=== DIRECTIONS ===
Look through the listing below and give the number of lines that hold "company". Say nothing more.

=== MATERIAL SUPPLIED ===
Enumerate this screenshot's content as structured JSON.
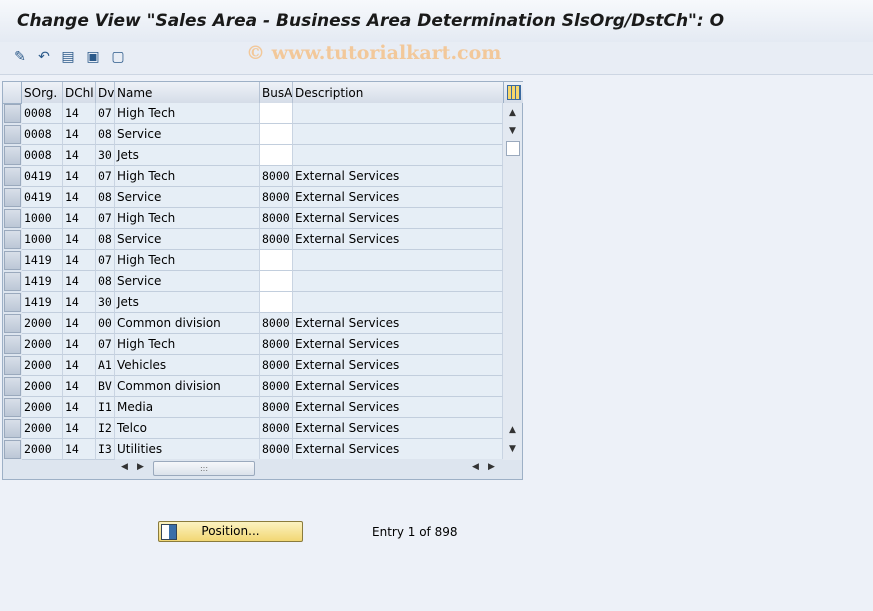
{
  "title": "Change View \"Sales Area - Business Area Determination SlsOrg/DstCh\": O",
  "watermark": "© www.tutorialkart.com",
  "toolbar": {
    "icons": [
      "display-change-icon",
      "undo-icon",
      "select-all-icon",
      "select-block-icon",
      "deselect-all-icon"
    ]
  },
  "table": {
    "columns": [
      "SOrg.",
      "DChl",
      "Dv",
      "Name",
      "BusA",
      "Description"
    ],
    "rows": [
      {
        "sorg": "0008",
        "dchl": "14",
        "dv": "07",
        "name": "High Tech",
        "busa": "",
        "desc": ""
      },
      {
        "sorg": "0008",
        "dchl": "14",
        "dv": "08",
        "name": "Service",
        "busa": "",
        "desc": ""
      },
      {
        "sorg": "0008",
        "dchl": "14",
        "dv": "30",
        "name": "Jets",
        "busa": "",
        "desc": ""
      },
      {
        "sorg": "0419",
        "dchl": "14",
        "dv": "07",
        "name": "High Tech",
        "busa": "8000",
        "desc": "External Services"
      },
      {
        "sorg": "0419",
        "dchl": "14",
        "dv": "08",
        "name": "Service",
        "busa": "8000",
        "desc": "External Services"
      },
      {
        "sorg": "1000",
        "dchl": "14",
        "dv": "07",
        "name": "High Tech",
        "busa": "8000",
        "desc": "External Services"
      },
      {
        "sorg": "1000",
        "dchl": "14",
        "dv": "08",
        "name": "Service",
        "busa": "8000",
        "desc": "External Services"
      },
      {
        "sorg": "1419",
        "dchl": "14",
        "dv": "07",
        "name": "High Tech",
        "busa": "",
        "desc": ""
      },
      {
        "sorg": "1419",
        "dchl": "14",
        "dv": "08",
        "name": "Service",
        "busa": "",
        "desc": ""
      },
      {
        "sorg": "1419",
        "dchl": "14",
        "dv": "30",
        "name": "Jets",
        "busa": "",
        "desc": ""
      },
      {
        "sorg": "2000",
        "dchl": "14",
        "dv": "00",
        "name": "Common division",
        "busa": "8000",
        "desc": "External Services"
      },
      {
        "sorg": "2000",
        "dchl": "14",
        "dv": "07",
        "name": "High Tech",
        "busa": "8000",
        "desc": "External Services"
      },
      {
        "sorg": "2000",
        "dchl": "14",
        "dv": "A1",
        "name": "Vehicles",
        "busa": "8000",
        "desc": "External Services"
      },
      {
        "sorg": "2000",
        "dchl": "14",
        "dv": "BV",
        "name": "Common division",
        "busa": "8000",
        "desc": "External Services"
      },
      {
        "sorg": "2000",
        "dchl": "14",
        "dv": "I1",
        "name": "Media",
        "busa": "8000",
        "desc": "External Services"
      },
      {
        "sorg": "2000",
        "dchl": "14",
        "dv": "I2",
        "name": "Telco",
        "busa": "8000",
        "desc": "External Services"
      },
      {
        "sorg": "2000",
        "dchl": "14",
        "dv": "I3",
        "name": "Utilities",
        "busa": "8000",
        "desc": "External Services"
      }
    ]
  },
  "position_button": {
    "label": "Position..."
  },
  "entry_text": "Entry 1 of 898"
}
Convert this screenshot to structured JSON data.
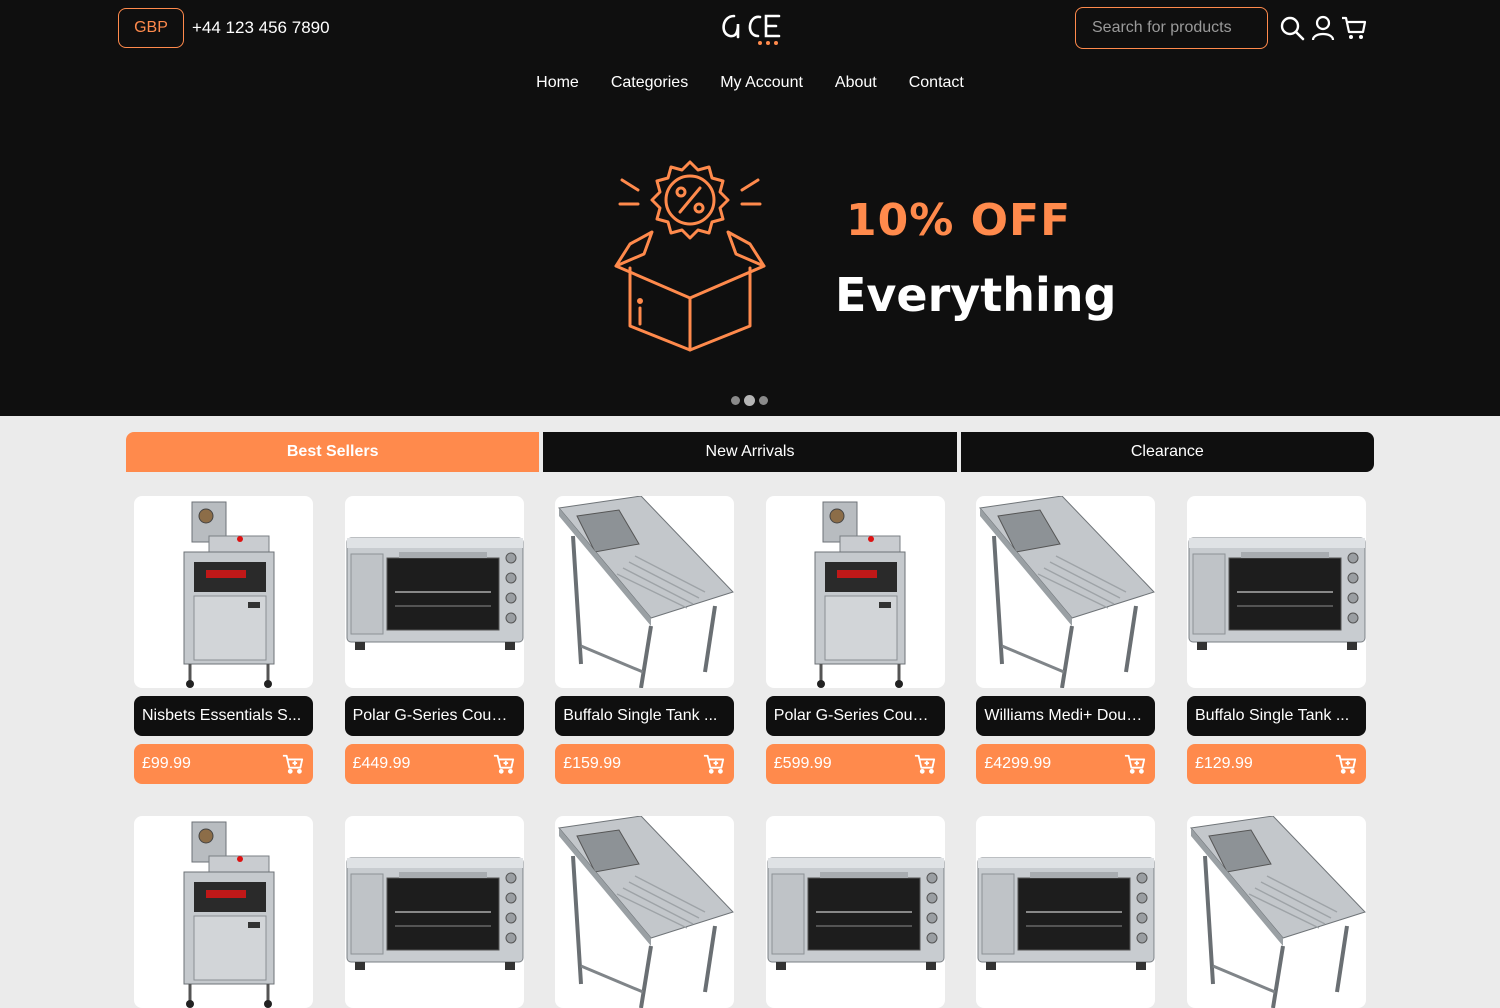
{
  "header": {
    "currency": "GBP",
    "phone": "+44 123 456 7890",
    "logo_text": "ace",
    "search_placeholder": "Search for products"
  },
  "nav": [
    "Home",
    "Categories",
    "My Account",
    "About",
    "Contact"
  ],
  "banner": {
    "line1": "10% OFF",
    "line2": "Everything",
    "slide_count": 3,
    "active_slide": 2
  },
  "tabs": [
    "Best Sellers",
    "New Arrivals",
    "Clearance"
  ],
  "colors": {
    "accent": "#ff8a4c",
    "dark": "#0f0f0f",
    "page_bg": "#ebebeb"
  },
  "products": [
    {
      "name": "Nisbets Essentials S...",
      "price": "£99.99",
      "image": "fryer"
    },
    {
      "name": "Polar G-Series Count...",
      "price": "£449.99",
      "image": "oven"
    },
    {
      "name": "Buffalo Single Tank ...",
      "price": "£159.99",
      "image": "sink"
    },
    {
      "name": "Polar G-Series Count...",
      "price": "£599.99",
      "image": "fryer"
    },
    {
      "name": "Williams Medi+ Doubl...",
      "price": "£4299.99",
      "image": "sink"
    },
    {
      "name": "Buffalo Single Tank ...",
      "price": "£129.99",
      "image": "oven"
    },
    {
      "name": "",
      "price": "",
      "image": "fryer"
    },
    {
      "name": "",
      "price": "",
      "image": "oven"
    },
    {
      "name": "",
      "price": "",
      "image": "sink"
    },
    {
      "name": "",
      "price": "",
      "image": "oven"
    },
    {
      "name": "",
      "price": "",
      "image": "oven"
    },
    {
      "name": "",
      "price": "",
      "image": "sink"
    }
  ]
}
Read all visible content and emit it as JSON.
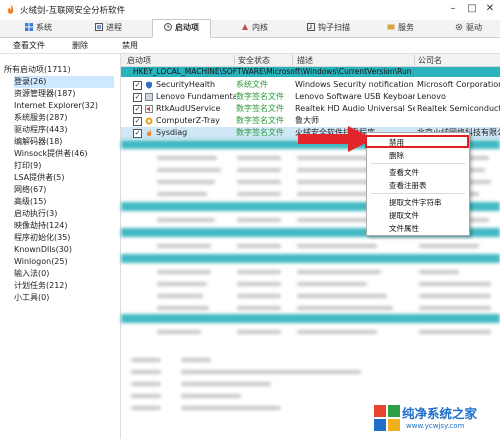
{
  "title": "火绒剑-互联网安全分析软件",
  "tabs": [
    {
      "label": "系统"
    },
    {
      "label": "进程"
    },
    {
      "label": "启动项"
    },
    {
      "label": "内核"
    },
    {
      "label": "钩子扫描"
    },
    {
      "label": "服务"
    },
    {
      "label": "驱动"
    }
  ],
  "toolbar": {
    "view_file": "查看文件",
    "delete": "删除",
    "disable": "禁用"
  },
  "sidebar": {
    "root": "所有启动项(1711)",
    "items": [
      "登录(26)",
      "资源管理器(187)",
      "Internet Explorer(32)",
      "系统服务(287)",
      "驱动程序(443)",
      "编解码器(18)",
      "Winsock提供者(46)",
      "打印(9)",
      "LSA提供者(5)",
      "网络(67)",
      "高级(15)",
      "启动执行(3)",
      "映像劫持(124)",
      "程序初始化(35)",
      "KnownDlls(30)",
      "Winlogon(25)",
      "输入法(0)",
      "计划任务(212)",
      "小工具(0)"
    ]
  },
  "columns": {
    "name": "启动项",
    "status": "安全状态",
    "desc": "描述",
    "company": "公司名"
  },
  "reg_path": "HKEY_LOCAL_MACHINE\\SOFTWARE\\Microsoft\\Windows\\CurrentVersion\\Run",
  "rows": [
    {
      "name": "SecurityHealth",
      "status": "系统文件",
      "desc": "Windows Security notification i...",
      "company": "Microsoft Corporation"
    },
    {
      "name": "Lenovo Fundamental ...",
      "status": "数字签名文件",
      "desc": "Lenovo Software USB Keyboard",
      "company": "Lenovo"
    },
    {
      "name": "RtkAudUService",
      "status": "数字签名文件",
      "desc": "Realtek HD Audio Universal Ser...",
      "company": "Realtek Semiconductor"
    },
    {
      "name": "ComputerZ-Tray",
      "status": "数字签名文件",
      "desc": "鲁大师",
      "company": ""
    },
    {
      "name": "Sysdiag",
      "status": "数字签名文件",
      "desc": "火绒安全软件托盘程序",
      "company": "北京火绒网络科技有限公司"
    }
  ],
  "context_menu": {
    "items": [
      "禁用",
      "删除",
      "查看文件",
      "查看注册表",
      "提取文件字符串",
      "提取文件",
      "文件属性"
    ]
  },
  "watermark": {
    "text": "纯净系统之家",
    "url": "www.ycwjsy.com"
  },
  "colors": {
    "accent": "#2bb3bd",
    "highlight": "#e02020",
    "status_green": "#2a9a3a"
  }
}
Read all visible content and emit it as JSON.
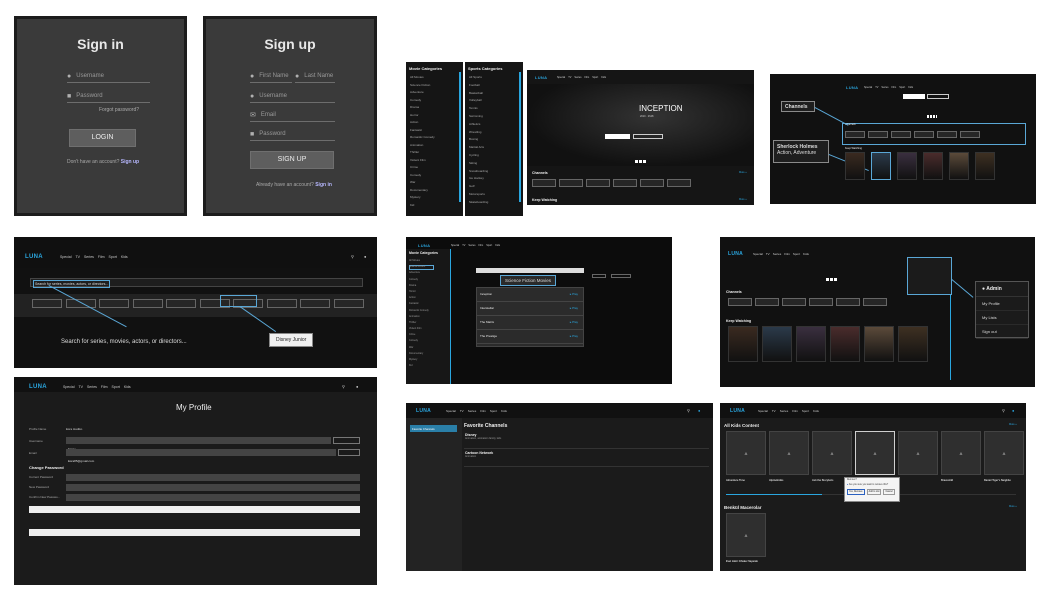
{
  "signin": {
    "title": "Sign in",
    "username": "Username",
    "password": "Password",
    "forgot": "Forgot password?",
    "button": "LOGIN",
    "footer_text": "Don't have an account?",
    "footer_link": "Sign up"
  },
  "signup": {
    "title": "Sign up",
    "first_name": "First Name",
    "last_name": "Last Name",
    "username": "Username",
    "email": "Email",
    "password": "Password",
    "button": "SIGN UP",
    "footer_text": "Already have an account?",
    "footer_link": "Sign in"
  },
  "brand": "LUNA",
  "nav": [
    "Special",
    "TV",
    "Series",
    "Film",
    "Sport",
    "Kids"
  ],
  "categories": {
    "movie_title": "Movie Categories",
    "sports_title": "Sports Categories",
    "movie_items": [
      "All Movies",
      "Science Fiction",
      "Adventure",
      "Comedy",
      "Drama",
      "Horror",
      "Action",
      "Fantastic",
      "Romantic Comedy",
      "Animation",
      "Thriller",
      "Violent Film",
      "Crime",
      "Comedy",
      "War",
      "Documentary",
      "Mystery",
      "Kid"
    ],
    "sports_items": [
      "All Sports",
      "Football",
      "Basketball",
      "Volleyball",
      "Tennis",
      "Swimming",
      "Athletics",
      "Wrestling",
      "Boxing",
      "Martial Arts",
      "Cycling",
      "Skiing",
      "Snowboarding",
      "Ice Hockey",
      "Golf",
      "Motorsports",
      "Skateboarding"
    ]
  },
  "hero": {
    "title": "INCEPTION",
    "meta": "2010 · 2h28",
    "channels": "Channels",
    "keep_watching": "Keep Watching",
    "more": "More »"
  },
  "channels_panel": {
    "callout_channels": "Channels",
    "callout_show_title": "Sherlock Holmes",
    "callout_show_genre": "Action, Adventure",
    "section_channels": "Channels",
    "section_keep": "Keep Watching"
  },
  "search": {
    "placeholder": "Search for series, movies, actors, or directors...",
    "callout": "Search for series, movies, actors, or directors...",
    "callout_chip": "Disney Junior"
  },
  "scifi": {
    "header": "Movie Categories",
    "callout": "Science Fiction Movies",
    "items": [
      "Inception",
      "Interstellar",
      "The Matrix",
      "The Prestige"
    ],
    "play": "▸ Play"
  },
  "admin": {
    "header": "Admin",
    "items": [
      "My Profile",
      "My Lists",
      "Sign out"
    ],
    "channels": "Channels",
    "keep_watching": "Keep Watching"
  },
  "profile": {
    "title": "My Profile",
    "profile_name_label": "Profile Name",
    "profile_name_value": "Esra Hadiko",
    "username_label": "Username",
    "username_value": "Esray",
    "email_label": "Email",
    "email_value": "Esra85@gmail.com",
    "change_password": "Change Password",
    "current_password": "Current Password",
    "new_password": "New Password",
    "confirm_password": "Confirm New Passwo..."
  },
  "favorites": {
    "sidebar_item": "Favorite Channels",
    "title": "Favorite Channels",
    "items": [
      {
        "name": "Disney",
        "desc": "Animation, animation family, kids"
      },
      {
        "name": "Cartoon Network",
        "desc": "Animation"
      }
    ]
  },
  "kids": {
    "section1": "All Kids Content",
    "more": "More »",
    "tiles": [
      "A",
      "A",
      "A",
      "A",
      "A",
      "A",
      "A"
    ],
    "titles": [
      "Adventure Time",
      "Alpinebrüks",
      "Ask the Storybots",
      "",
      "",
      "Bravestild",
      "Daniel Tiger's Neighbo"
    ],
    "section2": "Benkül Macerolar",
    "tile2": "A",
    "title2": "Evel Jakir: Efsaler Sayarak",
    "dialog_title": "Remove?",
    "dialog_text": "Are you sure you want to remove this?",
    "dialog_buttons": [
      "Yes, Remove",
      "Add to List",
      "Cancel"
    ]
  },
  "colors": {
    "accent": "#2aa6df",
    "bg": "#151515",
    "auth_bg": "#3a3a3a"
  }
}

=== FINISHED EXERCISE ===
6